__DATA ENTRIES__.
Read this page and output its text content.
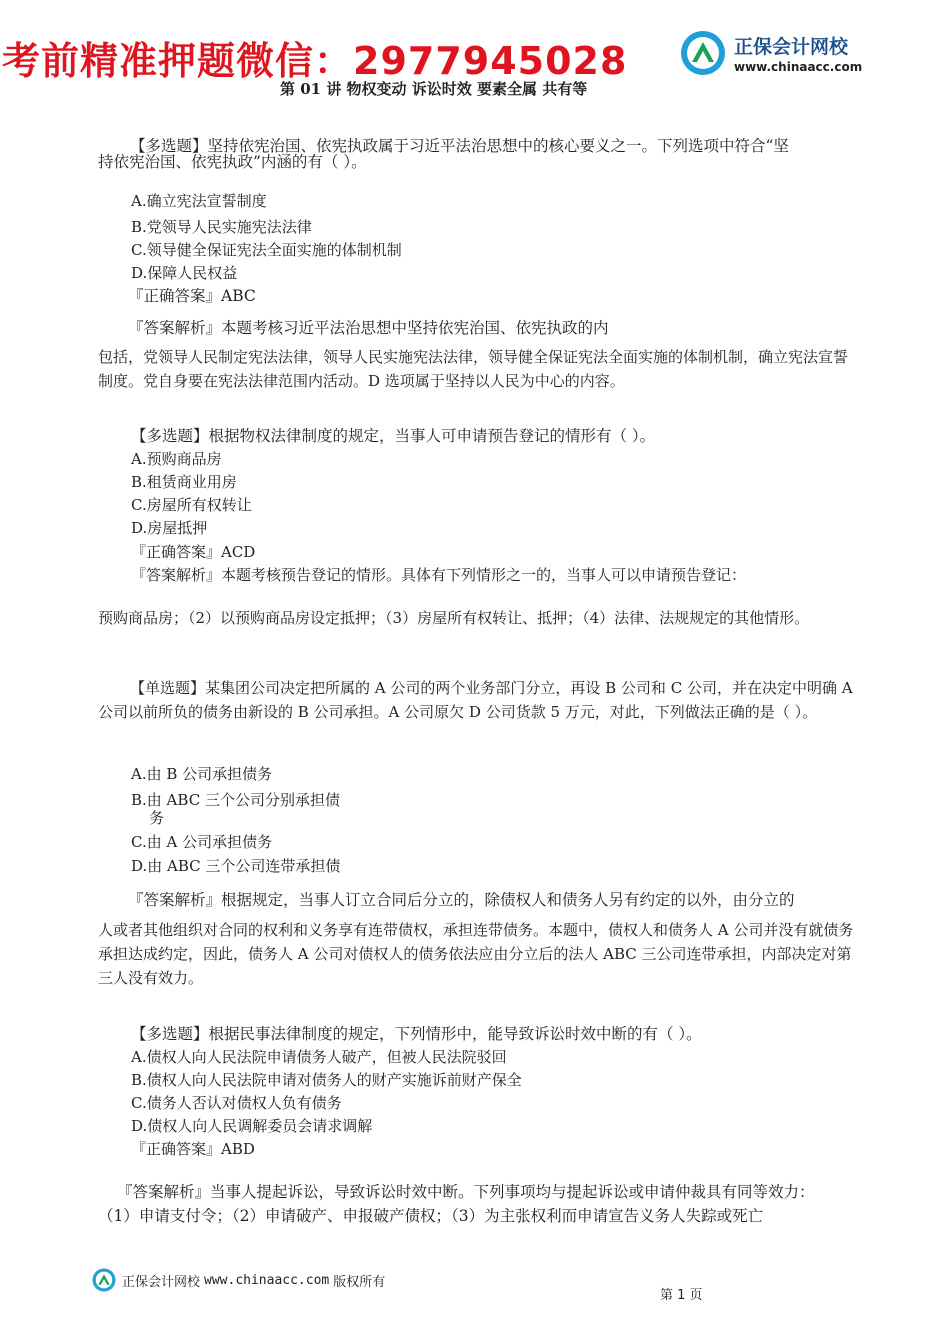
考前精准押题微信：2977945028	正保会计网校
www.chinaacc.com
第 01 讲 物权变动 诉讼时效 要素全属 共有等
【多选题】坚持依宪治国、依宪执政属于习近平法治思想中的核心要义之一。下列选项中符合“坚
持依宪治国、依宪执政”内涵的有（ ）。
A.确立宪法宣誓制度
B.党领导人民实施宪法法律
C.领导健全保证宪法全面实施的体制机制
D.保障人民权益
『正确答案』ABC
『答案解析』本题考核习近平法治思想中坚持依宪治国、依宪执政的内
包括，党领导人民制定宪法法律，领导人民实施宪法法律，领导健全保证宪法全面实施的体制机制，确立宪法宣誓制度。党自身要在宪法法律范围内活动。D 选项属于坚持以人民为中心的内容。
【多选题】根据物权法律制度的规定，当事人可申请预告登记的情形有（ ）。
A.预购商品房
B.租赁商业用房
C.房屋所有权转让
D.房屋抵押
『正确答案』ACD
『答案解析』本题考核预告登记的情形。具体有下列情形之一的，当事人可以申请预告登记：
预购商品房；（2）以预购商品房设定抵押；（3）房屋所有权转让、抵押；（4）法律、法规规定的其他情形。
【单选题】某集团公司决定把所属的 A 公司的两个业务部门分立，再设 B 公司和 C 公司，并在决定中明确 A 公司以前所负的债务由新设的 B 公司承担。A 公司原欠 D 公司货款 5 万元，对此，下列做法正确的是（ ）。
A.由 B 公司承担债务
B.由 ABC 三个公司分别承担债
务
C.由 A 公司承担债务
D.由 ABC 三个公司连带承担债
『答案解析』根据规定，当事人订立合同后分立的，除债权人和债务人另有约定的以外，由分立的
人或者其他组织对合同的权利和义务享有连带债权，承担连带债务。本题中，债权人和债务人 A 公司并没有就债务承担达成约定，因此，债务人 A 公司对债权人的债务依法应由分立后的法人 ABC 三公司连带承担，内部决定对第三人没有效力。
【多选题】根据民事法律制度的规定，下列情形中，能导致诉讼时效中断的有（ ）。
A.债权人向人民法院申请债务人破产，但被人民法院驳回
B.债权人向人民法院申请对债务人的财产实施诉前财产保全
C.债务人否认对债权人负有债务
D.债权人向人民调解委员会请求调解
『正确答案』ABD
『答案解析』当事人提起诉讼，导致诉讼时效中断。下列事项均与提起诉讼或申请仲裁具有同等效力：
（1）申请支付令；（2）申请破产、申报破产债权；（3）为主张权利而申请宣告义务人失踪或死亡
正保会计网校 www.chinaacc.com 版权所有
第 1 页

__PROBLEM__.
The entries above are to be returned exactly, without their pictures.

__FULL ANSWER__.
Read this page and output its text content.
考前精准押题微信：2977945028	正保会计网校
www.chinaacc.com
第 01 讲 物权变动 诉讼时效 要素全属 共有等
【多选题】坚持依宪治国、依宪执政属于习近平法治思想中的核心要义之一。下列选项中符合“坚
持依宪治国、依宪执政”内涵的有（ ）。
A.确立宪法宣誓制度
B.党领导人民实施宪法法律
C.领导健全保证宪法全面实施的体制机制
D.保障人民权益
『正确答案』ABC
『答案解析』本题考核习近平法治思想中坚持依宪治国、依宪执政的内
包括，党领导人民制定宪法法律，领导人民实施宪法法律，领导健全保证宪法全面实施的体制机制，确立宪法宣誓制度。党自身要在宪法法律范围内活动。D 选项属于坚持以人民为中心的内容。
【多选题】根据物权法律制度的规定，当事人可申请预告登记的情形有（ ）。
A.预购商品房
B.租赁商业用房
C.房屋所有权转让
D.房屋抵押
『正确答案』ACD
『答案解析』本题考核预告登记的情形。具体有下列情形之一的，当事人可以申请预告登记：
预购商品房；（2）以预购商品房设定抵押；（3）房屋所有权转让、抵押；（4）法律、法规规定的其他情形。
【单选题】某集团公司决定把所属的 A 公司的两个业务部门分立，再设 B 公司和 C 公司，并在决定中明确 A 公司以前所负的债务由新设的 B 公司承担。A 公司原欠 D 公司货款 5 万元，对此，下列做法正确的是（ ）。
A.由 B 公司承担债务
B.由 ABC 三个公司分别承担债
务
C.由 A 公司承担债务
D.由 ABC 三个公司连带承担债
『答案解析』根据规定，当事人订立合同后分立的，除债权人和债务人另有约定的以外，由分立的
人或者其他组织对合同的权利和义务享有连带债权，承担连带债务。本题中，债权人和债务人 A 公司并没有就债务承担达成约定，因此，债务人 A 公司对债权人的债务依法应由分立后的法人 ABC 三公司连带承担，内部决定对第三人没有效力。
【多选题】根据民事法律制度的规定，下列情形中，能导致诉讼时效中断的有（ ）。
A.债权人向人民法院申请债务人破产，但被人民法院驳回
B.债权人向人民法院申请对债务人的财产实施诉前财产保全
C.债务人否认对债权人负有债务
D.债权人向人民调解委员会请求调解
『正确答案』ABD
『答案解析』当事人提起诉讼，导致诉讼时效中断。下列事项均与提起诉讼或申请仲裁具有同等效力：
（1）申请支付令；（2）申请破产、申报破产债权；（3）为主张权利而申请宣告义务人失踪或死亡
正保会计网校 www.chinaacc.com 版权所有
第 1 页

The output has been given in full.